Exercise prompt
Write out all of the records precisely. Skip anything that is a picture.
⟨
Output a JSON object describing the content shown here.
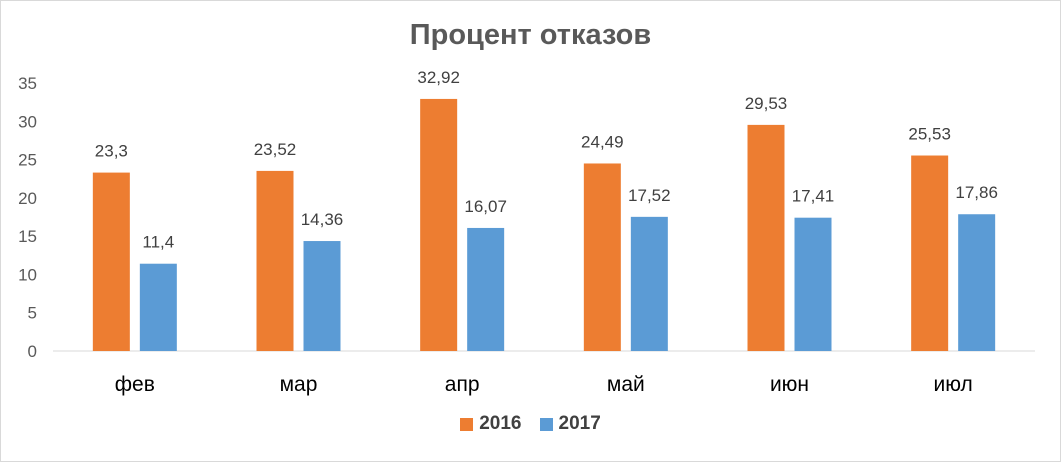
{
  "chart_data": {
    "type": "bar",
    "title": "Процент отказов",
    "categories": [
      "фев",
      "мар",
      "апр",
      "май",
      "июн",
      "июл"
    ],
    "series": [
      {
        "name": "2016",
        "color": "#ED7D31",
        "values": [
          23.3,
          23.52,
          32.92,
          24.49,
          29.53,
          25.53
        ],
        "labels": [
          "23,3",
          "23,52",
          "32,92",
          "24,49",
          "29,53",
          "25,53"
        ]
      },
      {
        "name": "2017",
        "color": "#5B9BD5",
        "values": [
          11.4,
          14.36,
          16.07,
          17.52,
          17.41,
          17.86
        ],
        "labels": [
          "11,4",
          "14,36",
          "16,07",
          "17,52",
          "17,41",
          "17,86"
        ]
      }
    ],
    "ylim": [
      0,
      35
    ],
    "yticks": [
      "0",
      "5",
      "10",
      "15",
      "20",
      "25",
      "30",
      "35"
    ],
    "xlabel": "",
    "ylabel": "",
    "grid": false,
    "legend_position": "bottom"
  }
}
⟩
Written solution
Output a JSON object describing the content shown here.
{
  "chart_data": {
    "type": "bar",
    "title": "Процент отказов",
    "categories": [
      "фев",
      "мар",
      "апр",
      "май",
      "июн",
      "июл"
    ],
    "series": [
      {
        "name": "2016",
        "color": "#ED7D31",
        "values": [
          23.3,
          23.52,
          32.92,
          24.49,
          29.53,
          25.53
        ],
        "labels": [
          "23,3",
          "23,52",
          "32,92",
          "24,49",
          "29,53",
          "25,53"
        ]
      },
      {
        "name": "2017",
        "color": "#5B9BD5",
        "values": [
          11.4,
          14.36,
          16.07,
          17.52,
          17.41,
          17.86
        ],
        "labels": [
          "11,4",
          "14,36",
          "16,07",
          "17,52",
          "17,41",
          "17,86"
        ]
      }
    ],
    "ylim": [
      0,
      35
    ],
    "yticks": [
      "0",
      "5",
      "10",
      "15",
      "20",
      "25",
      "30",
      "35"
    ],
    "xlabel": "",
    "ylabel": "",
    "grid": false,
    "legend_position": "bottom"
  }
}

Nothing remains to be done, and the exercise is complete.